WHAT IS REQUIRED
Repeat every entry in the listing below, exactly.

PROVIDED RECORDS

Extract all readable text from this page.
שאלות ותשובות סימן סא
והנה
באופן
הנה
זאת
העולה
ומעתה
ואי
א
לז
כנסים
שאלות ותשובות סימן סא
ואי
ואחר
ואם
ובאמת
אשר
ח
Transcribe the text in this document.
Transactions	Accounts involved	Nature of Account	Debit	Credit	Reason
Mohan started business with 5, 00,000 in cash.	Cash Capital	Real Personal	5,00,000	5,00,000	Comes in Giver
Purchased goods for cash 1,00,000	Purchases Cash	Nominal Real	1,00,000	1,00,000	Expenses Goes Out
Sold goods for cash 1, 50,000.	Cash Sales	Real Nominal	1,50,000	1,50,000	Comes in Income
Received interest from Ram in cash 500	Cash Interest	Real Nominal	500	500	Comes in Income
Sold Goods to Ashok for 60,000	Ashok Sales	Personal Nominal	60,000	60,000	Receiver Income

SOLUTION BELOW
Extract all readable text from this page.
שאלות ותשובות סימן סא
והנה
באופן
הנה
זאת
העולה
ומעתה
ואי
א
לז
כנסים
שאלות ותשובות סימן סא
ואי
ואחר
ואם
ובאמת
אשר
ח
Transcribe the text in this document.
Transactions	Accounts involved	Nature of Account	Debit	Credit	Reason
Mohan started business with 5, 00,000 in cash.	Cash Capital	Real Personal	5,00,000	5,00,000	Comes in Giver
Purchased goods for cash 1,00,000	Purchases Cash	Nominal Real	1,00,000	1,00,000	Expenses Goes Out
Sold goods for cash 1, 50,000.	Cash Sales	Real Nominal	1,50,000	1,50,000	Comes in Income
Received interest from Ram in cash 500	Cash Interest	Real Nominal	500	500	Comes in Income
Sold Goods to Ashok for 60,000	Ashok Sales	Personal Nominal	60,000	60,000	Receiver Income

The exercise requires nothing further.